── DATA LISTING
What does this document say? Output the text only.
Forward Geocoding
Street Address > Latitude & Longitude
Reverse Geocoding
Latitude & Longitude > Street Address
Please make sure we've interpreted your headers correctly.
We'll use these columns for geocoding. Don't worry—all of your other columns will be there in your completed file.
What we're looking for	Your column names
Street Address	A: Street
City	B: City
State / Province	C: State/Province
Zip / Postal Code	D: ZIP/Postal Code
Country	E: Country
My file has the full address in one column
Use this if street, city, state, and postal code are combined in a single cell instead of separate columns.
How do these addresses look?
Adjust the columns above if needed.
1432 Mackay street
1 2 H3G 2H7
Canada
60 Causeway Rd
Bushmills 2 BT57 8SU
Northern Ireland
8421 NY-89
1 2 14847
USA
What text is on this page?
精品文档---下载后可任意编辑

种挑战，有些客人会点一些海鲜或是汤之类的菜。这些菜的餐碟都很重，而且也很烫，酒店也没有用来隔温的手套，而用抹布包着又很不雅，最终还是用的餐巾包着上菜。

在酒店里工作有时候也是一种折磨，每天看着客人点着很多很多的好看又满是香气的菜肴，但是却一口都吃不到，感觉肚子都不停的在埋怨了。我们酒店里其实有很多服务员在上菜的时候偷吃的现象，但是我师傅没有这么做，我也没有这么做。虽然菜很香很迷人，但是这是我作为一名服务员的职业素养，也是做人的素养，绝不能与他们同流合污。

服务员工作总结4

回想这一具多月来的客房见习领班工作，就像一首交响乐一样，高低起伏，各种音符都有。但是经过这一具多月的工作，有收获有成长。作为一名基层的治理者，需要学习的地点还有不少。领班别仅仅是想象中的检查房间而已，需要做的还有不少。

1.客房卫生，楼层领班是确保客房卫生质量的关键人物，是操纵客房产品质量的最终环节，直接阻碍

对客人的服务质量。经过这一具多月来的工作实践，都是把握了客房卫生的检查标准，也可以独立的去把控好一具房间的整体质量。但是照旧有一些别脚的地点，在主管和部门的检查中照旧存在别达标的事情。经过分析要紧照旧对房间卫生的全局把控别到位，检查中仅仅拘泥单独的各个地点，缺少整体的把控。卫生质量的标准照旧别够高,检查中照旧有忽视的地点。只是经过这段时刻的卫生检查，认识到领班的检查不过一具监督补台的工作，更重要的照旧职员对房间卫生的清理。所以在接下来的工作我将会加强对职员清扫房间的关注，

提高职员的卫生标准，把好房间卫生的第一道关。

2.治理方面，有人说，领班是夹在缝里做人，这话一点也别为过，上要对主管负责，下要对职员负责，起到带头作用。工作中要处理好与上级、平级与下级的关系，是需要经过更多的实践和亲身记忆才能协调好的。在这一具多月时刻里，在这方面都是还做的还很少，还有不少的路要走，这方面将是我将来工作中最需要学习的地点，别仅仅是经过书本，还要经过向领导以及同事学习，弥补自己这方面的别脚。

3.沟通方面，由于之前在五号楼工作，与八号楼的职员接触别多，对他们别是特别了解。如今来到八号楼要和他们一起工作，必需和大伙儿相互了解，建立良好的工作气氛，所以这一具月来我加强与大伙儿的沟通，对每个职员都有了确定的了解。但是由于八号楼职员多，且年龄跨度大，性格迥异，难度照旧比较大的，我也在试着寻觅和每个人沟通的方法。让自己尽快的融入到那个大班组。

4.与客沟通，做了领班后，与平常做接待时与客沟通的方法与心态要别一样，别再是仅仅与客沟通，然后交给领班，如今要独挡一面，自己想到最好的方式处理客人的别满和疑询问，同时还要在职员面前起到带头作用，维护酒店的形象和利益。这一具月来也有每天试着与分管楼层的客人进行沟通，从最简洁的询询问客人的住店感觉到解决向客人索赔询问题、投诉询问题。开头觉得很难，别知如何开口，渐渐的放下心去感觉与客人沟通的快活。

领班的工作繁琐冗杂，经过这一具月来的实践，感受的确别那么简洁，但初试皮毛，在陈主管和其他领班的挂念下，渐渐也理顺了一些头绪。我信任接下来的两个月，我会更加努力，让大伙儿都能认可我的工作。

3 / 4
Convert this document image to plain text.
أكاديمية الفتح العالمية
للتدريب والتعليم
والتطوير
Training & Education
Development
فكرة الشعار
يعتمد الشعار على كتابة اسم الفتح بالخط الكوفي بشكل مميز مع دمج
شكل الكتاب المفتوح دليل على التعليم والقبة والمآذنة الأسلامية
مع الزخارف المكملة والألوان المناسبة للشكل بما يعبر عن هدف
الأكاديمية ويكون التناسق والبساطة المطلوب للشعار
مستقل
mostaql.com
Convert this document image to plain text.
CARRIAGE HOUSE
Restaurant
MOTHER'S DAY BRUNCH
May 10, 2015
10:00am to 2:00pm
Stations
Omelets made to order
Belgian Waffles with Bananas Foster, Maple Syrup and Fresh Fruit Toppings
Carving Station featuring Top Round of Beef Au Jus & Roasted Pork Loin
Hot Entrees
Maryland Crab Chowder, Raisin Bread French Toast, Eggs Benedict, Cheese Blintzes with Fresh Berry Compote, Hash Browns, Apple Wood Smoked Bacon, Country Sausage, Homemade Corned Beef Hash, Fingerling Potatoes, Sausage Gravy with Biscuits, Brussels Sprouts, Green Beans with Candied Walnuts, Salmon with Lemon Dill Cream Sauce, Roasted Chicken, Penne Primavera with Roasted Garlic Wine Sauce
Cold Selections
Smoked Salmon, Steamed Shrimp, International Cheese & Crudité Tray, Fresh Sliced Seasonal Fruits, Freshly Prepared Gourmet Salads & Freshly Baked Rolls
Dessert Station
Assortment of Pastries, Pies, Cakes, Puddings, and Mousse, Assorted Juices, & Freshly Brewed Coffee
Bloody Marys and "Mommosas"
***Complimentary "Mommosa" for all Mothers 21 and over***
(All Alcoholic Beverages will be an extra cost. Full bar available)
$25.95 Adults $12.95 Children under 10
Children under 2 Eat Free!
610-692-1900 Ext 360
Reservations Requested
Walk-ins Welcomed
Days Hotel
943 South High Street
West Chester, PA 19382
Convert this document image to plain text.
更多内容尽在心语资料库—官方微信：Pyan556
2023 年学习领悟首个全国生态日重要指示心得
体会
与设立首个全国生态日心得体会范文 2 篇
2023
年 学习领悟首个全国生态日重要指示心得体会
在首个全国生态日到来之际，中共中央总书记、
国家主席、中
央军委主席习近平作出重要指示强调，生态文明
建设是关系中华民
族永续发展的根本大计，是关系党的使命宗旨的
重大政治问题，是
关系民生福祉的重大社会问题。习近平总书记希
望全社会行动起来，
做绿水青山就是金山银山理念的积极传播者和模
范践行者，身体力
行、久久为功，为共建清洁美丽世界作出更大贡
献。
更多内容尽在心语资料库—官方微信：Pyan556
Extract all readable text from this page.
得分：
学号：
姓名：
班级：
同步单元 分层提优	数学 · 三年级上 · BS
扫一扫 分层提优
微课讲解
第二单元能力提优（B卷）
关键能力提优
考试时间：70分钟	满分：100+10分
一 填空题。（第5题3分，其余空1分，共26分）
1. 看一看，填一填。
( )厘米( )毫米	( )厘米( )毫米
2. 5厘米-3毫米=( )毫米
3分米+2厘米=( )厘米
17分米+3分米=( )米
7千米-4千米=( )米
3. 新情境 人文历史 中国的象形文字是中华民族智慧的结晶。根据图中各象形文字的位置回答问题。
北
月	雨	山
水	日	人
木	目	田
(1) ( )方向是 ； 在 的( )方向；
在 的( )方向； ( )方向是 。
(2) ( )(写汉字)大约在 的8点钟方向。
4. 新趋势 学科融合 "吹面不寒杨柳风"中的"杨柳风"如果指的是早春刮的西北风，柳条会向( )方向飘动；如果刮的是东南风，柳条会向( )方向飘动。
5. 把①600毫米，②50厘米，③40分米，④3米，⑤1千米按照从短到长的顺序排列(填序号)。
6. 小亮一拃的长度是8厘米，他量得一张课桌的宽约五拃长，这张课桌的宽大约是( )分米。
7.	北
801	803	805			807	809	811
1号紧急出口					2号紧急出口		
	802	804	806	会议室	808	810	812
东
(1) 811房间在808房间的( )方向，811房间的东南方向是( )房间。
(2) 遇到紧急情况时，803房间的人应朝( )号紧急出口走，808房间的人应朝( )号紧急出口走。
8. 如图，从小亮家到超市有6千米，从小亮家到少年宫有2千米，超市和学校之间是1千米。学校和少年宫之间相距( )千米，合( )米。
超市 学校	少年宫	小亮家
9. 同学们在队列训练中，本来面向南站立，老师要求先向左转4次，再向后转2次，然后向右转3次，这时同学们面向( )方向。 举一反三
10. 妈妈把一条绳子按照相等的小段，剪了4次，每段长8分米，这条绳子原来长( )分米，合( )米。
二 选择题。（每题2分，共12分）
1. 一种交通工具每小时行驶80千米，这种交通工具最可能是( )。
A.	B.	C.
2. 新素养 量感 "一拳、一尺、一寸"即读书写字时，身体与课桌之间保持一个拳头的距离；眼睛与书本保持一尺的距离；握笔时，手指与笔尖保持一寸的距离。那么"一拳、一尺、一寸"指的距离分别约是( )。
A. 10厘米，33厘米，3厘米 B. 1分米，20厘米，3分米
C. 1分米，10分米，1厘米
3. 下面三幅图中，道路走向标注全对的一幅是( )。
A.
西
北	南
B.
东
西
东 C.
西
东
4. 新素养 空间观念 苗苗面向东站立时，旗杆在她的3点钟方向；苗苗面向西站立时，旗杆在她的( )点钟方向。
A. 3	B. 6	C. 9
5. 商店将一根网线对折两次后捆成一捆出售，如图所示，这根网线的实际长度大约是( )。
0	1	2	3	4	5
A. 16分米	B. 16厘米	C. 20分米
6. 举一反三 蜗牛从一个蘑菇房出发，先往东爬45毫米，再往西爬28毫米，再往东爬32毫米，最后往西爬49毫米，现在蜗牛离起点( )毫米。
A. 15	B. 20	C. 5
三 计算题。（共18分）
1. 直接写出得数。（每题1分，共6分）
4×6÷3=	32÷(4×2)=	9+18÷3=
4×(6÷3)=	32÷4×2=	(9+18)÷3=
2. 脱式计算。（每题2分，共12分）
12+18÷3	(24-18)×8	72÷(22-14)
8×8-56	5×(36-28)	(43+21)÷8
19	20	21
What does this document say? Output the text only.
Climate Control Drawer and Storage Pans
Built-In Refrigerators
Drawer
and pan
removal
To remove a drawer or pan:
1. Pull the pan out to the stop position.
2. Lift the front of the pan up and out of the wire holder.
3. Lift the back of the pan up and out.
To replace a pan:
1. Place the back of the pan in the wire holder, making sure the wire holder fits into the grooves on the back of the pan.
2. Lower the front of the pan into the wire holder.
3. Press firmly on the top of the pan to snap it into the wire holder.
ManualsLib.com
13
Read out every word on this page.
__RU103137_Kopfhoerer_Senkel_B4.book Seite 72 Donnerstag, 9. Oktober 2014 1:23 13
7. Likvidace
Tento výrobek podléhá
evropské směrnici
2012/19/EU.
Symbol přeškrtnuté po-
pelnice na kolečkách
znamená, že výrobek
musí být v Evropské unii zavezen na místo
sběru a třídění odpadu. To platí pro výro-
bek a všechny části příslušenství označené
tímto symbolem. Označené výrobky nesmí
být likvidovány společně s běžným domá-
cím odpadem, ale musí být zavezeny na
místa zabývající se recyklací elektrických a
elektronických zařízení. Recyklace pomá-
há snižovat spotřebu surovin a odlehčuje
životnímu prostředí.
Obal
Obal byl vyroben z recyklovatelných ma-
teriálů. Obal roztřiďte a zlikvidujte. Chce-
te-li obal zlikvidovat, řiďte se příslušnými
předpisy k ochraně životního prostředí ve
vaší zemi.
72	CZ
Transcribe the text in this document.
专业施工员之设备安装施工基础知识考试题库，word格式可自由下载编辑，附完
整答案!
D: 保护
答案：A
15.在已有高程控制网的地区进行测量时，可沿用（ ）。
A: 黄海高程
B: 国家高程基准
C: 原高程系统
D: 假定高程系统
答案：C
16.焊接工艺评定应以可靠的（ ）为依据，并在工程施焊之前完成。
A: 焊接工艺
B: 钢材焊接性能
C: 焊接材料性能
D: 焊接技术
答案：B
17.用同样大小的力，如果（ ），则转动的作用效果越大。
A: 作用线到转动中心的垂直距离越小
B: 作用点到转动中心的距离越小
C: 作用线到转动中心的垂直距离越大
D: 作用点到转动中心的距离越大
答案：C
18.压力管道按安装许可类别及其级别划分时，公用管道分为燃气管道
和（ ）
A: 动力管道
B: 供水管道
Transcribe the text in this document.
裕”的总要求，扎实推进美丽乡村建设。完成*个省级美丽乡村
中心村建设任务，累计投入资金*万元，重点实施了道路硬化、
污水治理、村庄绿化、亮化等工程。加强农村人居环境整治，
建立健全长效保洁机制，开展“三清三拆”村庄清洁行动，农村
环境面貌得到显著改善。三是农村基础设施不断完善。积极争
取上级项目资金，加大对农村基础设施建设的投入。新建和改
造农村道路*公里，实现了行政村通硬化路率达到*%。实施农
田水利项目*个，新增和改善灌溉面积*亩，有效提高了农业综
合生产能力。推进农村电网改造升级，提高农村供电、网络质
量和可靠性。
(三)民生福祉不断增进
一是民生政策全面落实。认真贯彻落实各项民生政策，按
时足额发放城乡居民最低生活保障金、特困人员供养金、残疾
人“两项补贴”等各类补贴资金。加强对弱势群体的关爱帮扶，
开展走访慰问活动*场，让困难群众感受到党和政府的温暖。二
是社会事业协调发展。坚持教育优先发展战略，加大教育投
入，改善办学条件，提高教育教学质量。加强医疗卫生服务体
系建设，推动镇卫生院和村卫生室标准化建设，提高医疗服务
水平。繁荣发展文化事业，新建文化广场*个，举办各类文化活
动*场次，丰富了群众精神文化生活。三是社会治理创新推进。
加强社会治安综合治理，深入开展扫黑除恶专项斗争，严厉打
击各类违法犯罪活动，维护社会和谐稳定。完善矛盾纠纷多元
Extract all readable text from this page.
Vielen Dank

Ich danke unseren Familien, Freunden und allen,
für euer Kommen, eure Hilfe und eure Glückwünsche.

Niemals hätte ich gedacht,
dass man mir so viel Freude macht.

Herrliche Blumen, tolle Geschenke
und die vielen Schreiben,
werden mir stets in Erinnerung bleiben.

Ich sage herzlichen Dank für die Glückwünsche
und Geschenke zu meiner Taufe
────
Select every line above that contains the word "Beef", and copy it.

* _SOLUTION TO THIS EXERCISE_:
Carving Station featuring Top Round of Beef Au Jus & Roasted Pork Loin
Maryland Crab Chowder, Raisin Bread French Toast, Eggs Benedict, Cheese Blintzes with Fresh Berry Compote, Hash Browns, Apple Wood Smoked Bacon, Country Sausage, Homemade Corned Beef Hash, Fingerling Potatoes, Sausage Gravy with Biscuits, Brussels Sprouts, Green Beans with Candied Walnuts, Salmon with Lemon Dill Cream Sauce, Roasted Chicken, Penne Primavera with Roasted Garlic Wine Sauce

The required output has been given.